[Problem statement] Lines holding the string "pattern" are the ones to copy; find them all in the data.

[Input for this task]
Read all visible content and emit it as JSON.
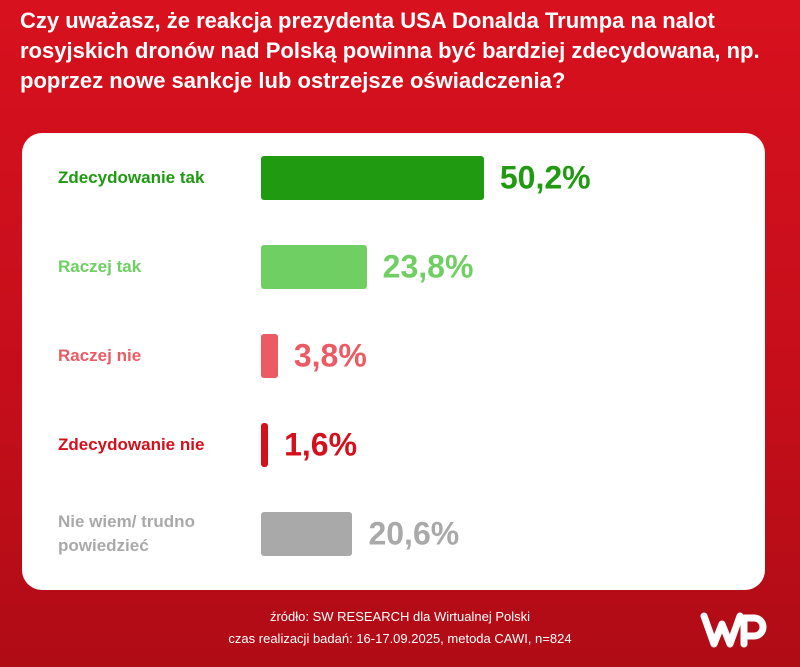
{
  "chart_data": {
    "type": "bar",
    "title": "Czy uważasz, że reakcja prezydenta USA Donalda Trumpa na nalot rosyjskich dronów nad Polską powinna być bardziej zdecydowana, np. poprzez nowe sankcje lub ostrzejsze oświadczenia?",
    "categories": [
      "Zdecydowanie tak",
      "Raczej tak",
      "Raczej nie",
      "Zdecydowanie nie",
      "Nie wiem/ trudno powiedzieć"
    ],
    "values": [
      50.2,
      23.8,
      3.8,
      1.6,
      20.6
    ],
    "value_labels": [
      "50,2%",
      "23,8%",
      "3,8%",
      "1,6%",
      "20,6%"
    ],
    "colors": [
      "#1f9a11",
      "#6fcf63",
      "#ec5b63",
      "#d4101b",
      "#a9a9a9"
    ],
    "source": "źródło: SW RESEARCH dla Wirtualnej Polski",
    "footnote": "czas realizacji badań: 16-17.09.2025, metoda CAWI, n=824"
  }
}
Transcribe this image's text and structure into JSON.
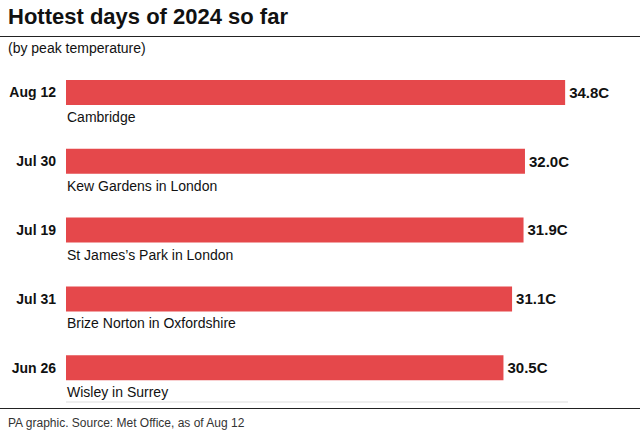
{
  "chart_data": {
    "type": "bar",
    "title": "Hottest days of 2024 so far",
    "subtitle": "(by peak temperature)",
    "categories": [
      "Aug 12",
      "Jul 30",
      "Jul 19",
      "Jul 31",
      "Jun 26"
    ],
    "locations": [
      "Cambridge",
      "Kew Gardens in London",
      "St James’s Park in London",
      "Brize Norton in Oxfordshire",
      "Wisley in Surrey"
    ],
    "values": [
      34.8,
      32.0,
      31.9,
      31.1,
      30.5
    ],
    "value_labels": [
      "34.8C",
      "32.0C",
      "31.9C",
      "31.1C",
      "30.5C"
    ],
    "color": "#e5484b",
    "orientation": "horizontal",
    "data_labels": true,
    "tick_labels": "y",
    "grid": false,
    "xlim": [
      0,
      35
    ],
    "xticks": [],
    "source": "PA graphic. Source: Met Office, as of Aug 12"
  }
}
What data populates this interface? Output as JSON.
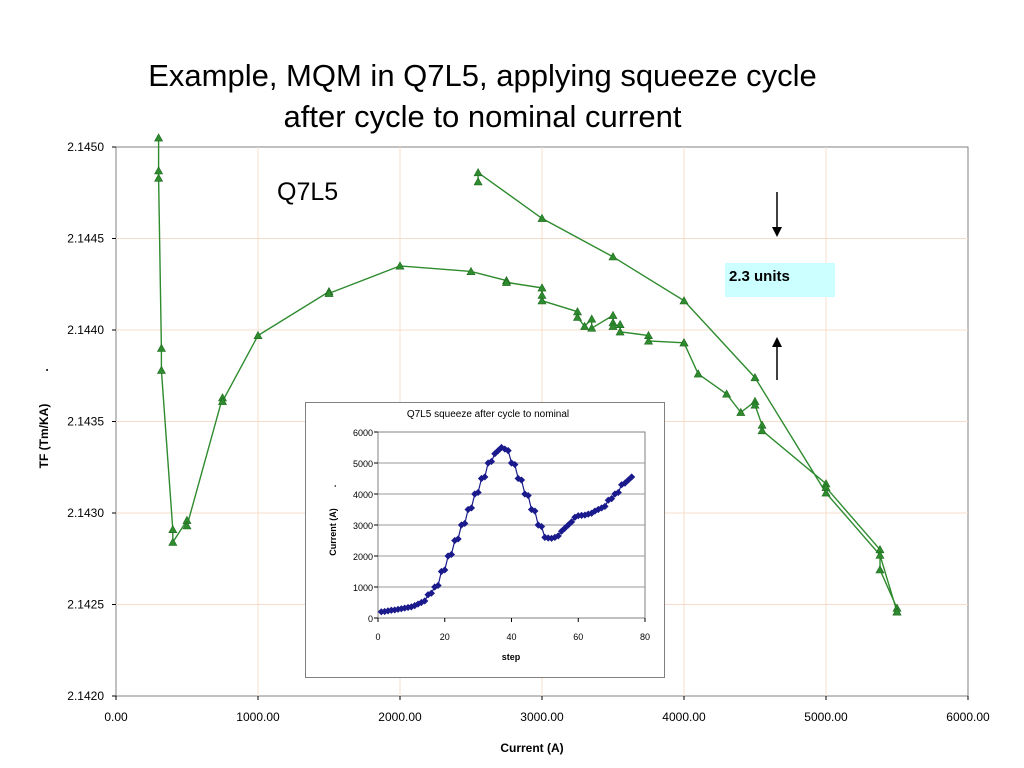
{
  "slide": {
    "title_line1": "Example, MQM in Q7L5, applying squeeze cycle",
    "title_line2": "after cycle to nominal current"
  },
  "chart_data": [
    {
      "type": "line",
      "title": "",
      "xlabel": "Current (A)",
      "ylabel": "TF (Tm/KA)",
      "ylabel_marker": ".",
      "xlim": [
        0,
        6000
      ],
      "ylim": [
        2.142,
        2.145
      ],
      "x_ticks": [
        "0.00",
        "1000.00",
        "2000.00",
        "3000.00",
        "4000.00",
        "5000.00",
        "6000.00"
      ],
      "y_ticks": [
        "2.1420",
        "2.1425",
        "2.1430",
        "2.1435",
        "2.1440",
        "2.1445",
        "2.1450"
      ],
      "grid": true,
      "annotations": {
        "magnet_label": "Q7L5",
        "note": "2.3 units"
      },
      "series_color": "#2e8b2e",
      "series": [
        {
          "x": [
            300,
            300,
            300,
            320,
            320,
            400,
            400,
            500,
            500,
            750,
            750,
            1000,
            1500,
            1500,
            2000,
            2500,
            2750,
            2750,
            3000,
            3000,
            3000,
            3250,
            3250,
            3300,
            3350,
            3350,
            3500,
            3500,
            3500,
            3550,
            3550,
            3750,
            3750,
            4000,
            4000,
            4100,
            4300,
            4400,
            4500,
            4500,
            4550,
            4550,
            5000,
            5000,
            5380,
            5380,
            5500,
            5500,
            5500,
            5380,
            5000,
            4500,
            4000,
            3500,
            3000,
            2550,
            2550
          ],
          "y": [
            2.14505,
            2.14487,
            2.14483,
            2.1439,
            2.14378,
            2.14291,
            2.14284,
            2.14296,
            2.14293,
            2.14363,
            2.14361,
            2.14397,
            2.14421,
            2.1442,
            2.14435,
            2.14432,
            2.14427,
            2.14426,
            2.14423,
            2.14419,
            2.14416,
            2.1441,
            2.14407,
            2.14402,
            2.14406,
            2.14401,
            2.14408,
            2.14404,
            2.14402,
            2.14403,
            2.14399,
            2.14397,
            2.14394,
            2.14393,
            2.14393,
            2.14376,
            2.14365,
            2.14355,
            2.14361,
            2.14359,
            2.14348,
            2.14345,
            2.14316,
            2.14314,
            2.1428,
            2.14269,
            2.14248,
            2.14246,
            2.14246,
            2.14277,
            2.14311,
            2.14374,
            2.14416,
            2.1444,
            2.14461,
            2.14486,
            2.14481
          ]
        }
      ]
    },
    {
      "type": "line",
      "title": "Q7L5 squeeze after cycle to nominal",
      "xlabel": "step",
      "ylabel": "Current (A)",
      "ylabel_marker": ".",
      "xlim": [
        0,
        80
      ],
      "ylim": [
        0,
        6000
      ],
      "x_ticks": [
        "0",
        "20",
        "40",
        "60",
        "80"
      ],
      "y_ticks": [
        "0",
        "1000",
        "2000",
        "3000",
        "4000",
        "5000",
        "6000"
      ],
      "grid": true,
      "series_color": "#1a1a8c",
      "series": [
        {
          "x": [
            1,
            2,
            3,
            4,
            5,
            6,
            7,
            8,
            9,
            10,
            11,
            12,
            13,
            14,
            15,
            16,
            17,
            18,
            19,
            20,
            21,
            22,
            23,
            24,
            25,
            26,
            27,
            28,
            29,
            30,
            31,
            32,
            33,
            34,
            35,
            36,
            37,
            38,
            39,
            40,
            41,
            42,
            43,
            44,
            45,
            46,
            47,
            48,
            49,
            50,
            51,
            52,
            53,
            54,
            55,
            56,
            57,
            58,
            59,
            60,
            61,
            62,
            63,
            64,
            65,
            66,
            67,
            68,
            69,
            70,
            71,
            72,
            73,
            74,
            75,
            76
          ],
          "y": [
            200,
            210,
            230,
            250,
            260,
            280,
            300,
            320,
            340,
            360,
            400,
            450,
            500,
            550,
            750,
            800,
            1000,
            1050,
            1500,
            1550,
            2000,
            2050,
            2500,
            2550,
            3000,
            3050,
            3500,
            3550,
            4000,
            4050,
            4500,
            4550,
            5000,
            5050,
            5300,
            5400,
            5500,
            5450,
            5400,
            5000,
            4950,
            4500,
            4450,
            4000,
            3950,
            3500,
            3450,
            3000,
            2950,
            2600,
            2580,
            2570,
            2600,
            2650,
            2800,
            2900,
            3000,
            3100,
            3250,
            3300,
            3310,
            3320,
            3350,
            3380,
            3450,
            3500,
            3550,
            3600,
            3800,
            3850,
            4000,
            4050,
            4300,
            4350,
            4450,
            4550
          ]
        }
      ]
    }
  ]
}
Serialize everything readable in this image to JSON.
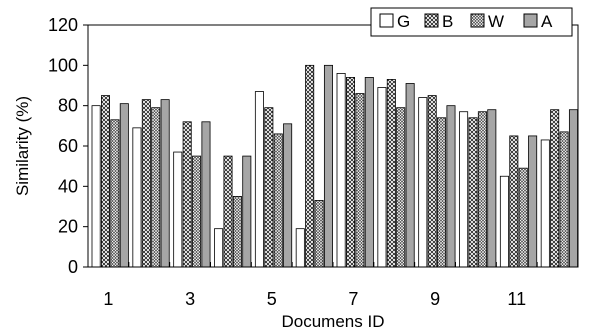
{
  "chart_data": {
    "type": "bar",
    "title": "",
    "xlabel": "Documens ID",
    "ylabel": "Similarity (%)",
    "ylim": [
      0,
      120
    ],
    "y_ticks": [
      "0",
      "20",
      "40",
      "60",
      "80",
      "100",
      "120"
    ],
    "categories": [
      "1",
      "2",
      "3",
      "4",
      "5",
      "6",
      "7",
      "8",
      "9",
      "10",
      "11",
      "12"
    ],
    "x_tick_labels": [
      "1",
      "",
      "3",
      "",
      "5",
      "",
      "7",
      "",
      "9",
      "",
      "11",
      ""
    ],
    "grid": false,
    "legend_position": "top-right",
    "series": [
      {
        "name": "G",
        "pattern": "white",
        "values": [
          80,
          69,
          57,
          19,
          87,
          19,
          96,
          89,
          84,
          77,
          45,
          63
        ]
      },
      {
        "name": "B",
        "pattern": "crosshatch",
        "values": [
          85,
          83,
          72,
          55,
          79,
          100,
          94,
          93,
          85,
          74,
          65,
          78
        ]
      },
      {
        "name": "W",
        "pattern": "dense",
        "values": [
          73,
          79,
          55,
          35,
          66,
          33,
          86,
          79,
          74,
          77,
          49,
          67
        ]
      },
      {
        "name": "A",
        "pattern": "gray",
        "values": [
          81,
          83,
          72,
          55,
          71,
          100,
          94,
          91,
          80,
          78,
          65,
          78
        ]
      }
    ],
    "colors": {
      "gray_fill": "#a6a6a6",
      "stroke": "#000000"
    }
  }
}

[Response for this exercise]
        "pattern": "white",
        "pattern": "crosshatch",
        "pattern": "dense",
        "pattern": "gray",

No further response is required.